Items listed in a dataset:
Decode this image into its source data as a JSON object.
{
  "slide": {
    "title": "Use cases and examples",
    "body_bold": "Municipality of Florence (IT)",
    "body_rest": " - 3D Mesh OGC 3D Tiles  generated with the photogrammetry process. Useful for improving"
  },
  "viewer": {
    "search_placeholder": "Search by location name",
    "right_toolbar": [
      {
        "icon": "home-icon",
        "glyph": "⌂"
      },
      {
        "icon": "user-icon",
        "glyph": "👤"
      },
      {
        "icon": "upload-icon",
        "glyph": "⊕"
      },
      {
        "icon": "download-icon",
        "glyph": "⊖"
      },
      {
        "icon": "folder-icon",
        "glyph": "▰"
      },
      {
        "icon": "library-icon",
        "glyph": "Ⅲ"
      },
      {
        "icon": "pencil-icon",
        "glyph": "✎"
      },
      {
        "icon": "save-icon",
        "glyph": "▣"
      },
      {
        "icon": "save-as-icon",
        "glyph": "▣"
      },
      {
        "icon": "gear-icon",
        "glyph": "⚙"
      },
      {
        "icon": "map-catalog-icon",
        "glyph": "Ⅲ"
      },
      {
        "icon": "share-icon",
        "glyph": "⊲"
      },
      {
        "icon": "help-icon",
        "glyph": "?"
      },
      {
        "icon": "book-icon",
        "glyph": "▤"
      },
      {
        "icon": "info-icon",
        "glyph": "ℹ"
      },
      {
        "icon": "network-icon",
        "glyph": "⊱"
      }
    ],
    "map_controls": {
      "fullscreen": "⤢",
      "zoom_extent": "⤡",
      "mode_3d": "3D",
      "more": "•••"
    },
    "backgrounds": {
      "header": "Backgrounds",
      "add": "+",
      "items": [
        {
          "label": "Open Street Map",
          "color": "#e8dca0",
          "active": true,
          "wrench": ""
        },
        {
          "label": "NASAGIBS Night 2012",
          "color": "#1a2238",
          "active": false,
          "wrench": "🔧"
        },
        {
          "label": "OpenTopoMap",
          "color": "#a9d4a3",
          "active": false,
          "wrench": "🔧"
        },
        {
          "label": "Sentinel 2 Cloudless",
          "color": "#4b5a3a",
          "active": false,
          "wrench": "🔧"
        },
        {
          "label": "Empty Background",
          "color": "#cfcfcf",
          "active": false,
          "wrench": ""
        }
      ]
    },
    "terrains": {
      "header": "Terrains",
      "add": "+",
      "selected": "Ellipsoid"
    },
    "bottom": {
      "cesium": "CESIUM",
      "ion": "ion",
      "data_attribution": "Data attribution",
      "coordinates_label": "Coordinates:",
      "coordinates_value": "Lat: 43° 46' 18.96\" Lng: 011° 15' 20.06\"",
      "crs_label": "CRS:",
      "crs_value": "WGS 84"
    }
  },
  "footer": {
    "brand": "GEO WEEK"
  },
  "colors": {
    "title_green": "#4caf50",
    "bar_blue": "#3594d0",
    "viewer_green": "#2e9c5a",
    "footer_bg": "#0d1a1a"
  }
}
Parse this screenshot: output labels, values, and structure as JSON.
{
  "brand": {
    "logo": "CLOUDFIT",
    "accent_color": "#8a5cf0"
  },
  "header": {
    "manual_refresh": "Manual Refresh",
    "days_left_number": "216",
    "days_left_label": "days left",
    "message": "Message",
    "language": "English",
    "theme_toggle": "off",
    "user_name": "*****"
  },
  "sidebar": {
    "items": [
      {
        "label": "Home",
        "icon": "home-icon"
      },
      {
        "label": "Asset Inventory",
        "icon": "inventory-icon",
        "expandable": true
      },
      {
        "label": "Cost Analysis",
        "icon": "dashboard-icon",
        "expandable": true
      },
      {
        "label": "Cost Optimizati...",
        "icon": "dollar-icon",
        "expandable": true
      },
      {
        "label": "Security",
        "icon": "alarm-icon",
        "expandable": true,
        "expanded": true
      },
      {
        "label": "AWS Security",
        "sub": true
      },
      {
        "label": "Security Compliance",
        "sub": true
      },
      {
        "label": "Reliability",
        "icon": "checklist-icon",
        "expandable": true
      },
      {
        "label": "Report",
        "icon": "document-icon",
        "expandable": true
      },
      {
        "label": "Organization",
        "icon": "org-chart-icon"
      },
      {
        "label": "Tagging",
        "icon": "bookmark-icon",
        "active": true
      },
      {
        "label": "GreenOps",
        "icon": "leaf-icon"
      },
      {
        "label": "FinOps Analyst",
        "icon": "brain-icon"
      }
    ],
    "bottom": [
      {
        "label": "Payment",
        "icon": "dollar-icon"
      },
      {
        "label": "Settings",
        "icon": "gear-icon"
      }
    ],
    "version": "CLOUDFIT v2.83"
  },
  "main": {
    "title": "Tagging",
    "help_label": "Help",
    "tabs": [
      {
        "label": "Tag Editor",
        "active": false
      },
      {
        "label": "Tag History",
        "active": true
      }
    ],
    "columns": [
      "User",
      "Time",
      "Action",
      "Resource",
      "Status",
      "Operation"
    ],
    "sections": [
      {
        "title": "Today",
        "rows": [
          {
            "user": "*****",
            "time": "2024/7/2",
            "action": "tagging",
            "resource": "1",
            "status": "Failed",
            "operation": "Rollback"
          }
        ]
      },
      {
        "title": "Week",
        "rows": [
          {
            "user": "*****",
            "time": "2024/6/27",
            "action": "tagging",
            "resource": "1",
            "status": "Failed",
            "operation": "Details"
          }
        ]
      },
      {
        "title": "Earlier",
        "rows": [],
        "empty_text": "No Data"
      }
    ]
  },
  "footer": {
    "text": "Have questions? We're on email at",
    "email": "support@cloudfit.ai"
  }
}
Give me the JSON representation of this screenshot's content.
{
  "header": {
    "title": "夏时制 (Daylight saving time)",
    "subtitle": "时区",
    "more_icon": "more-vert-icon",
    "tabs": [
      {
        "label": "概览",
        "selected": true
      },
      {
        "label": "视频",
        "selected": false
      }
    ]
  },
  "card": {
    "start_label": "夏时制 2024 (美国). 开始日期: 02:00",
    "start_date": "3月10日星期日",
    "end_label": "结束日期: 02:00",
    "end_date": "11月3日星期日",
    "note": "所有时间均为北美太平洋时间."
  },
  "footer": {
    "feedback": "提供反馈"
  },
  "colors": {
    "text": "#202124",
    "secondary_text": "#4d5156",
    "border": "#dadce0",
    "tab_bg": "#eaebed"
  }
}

Your instructions -
Copy every line above in which the string "selected" shows up.

Correct response -
      "selected": "Ellipsoid"
        "selected": true
        "selected": false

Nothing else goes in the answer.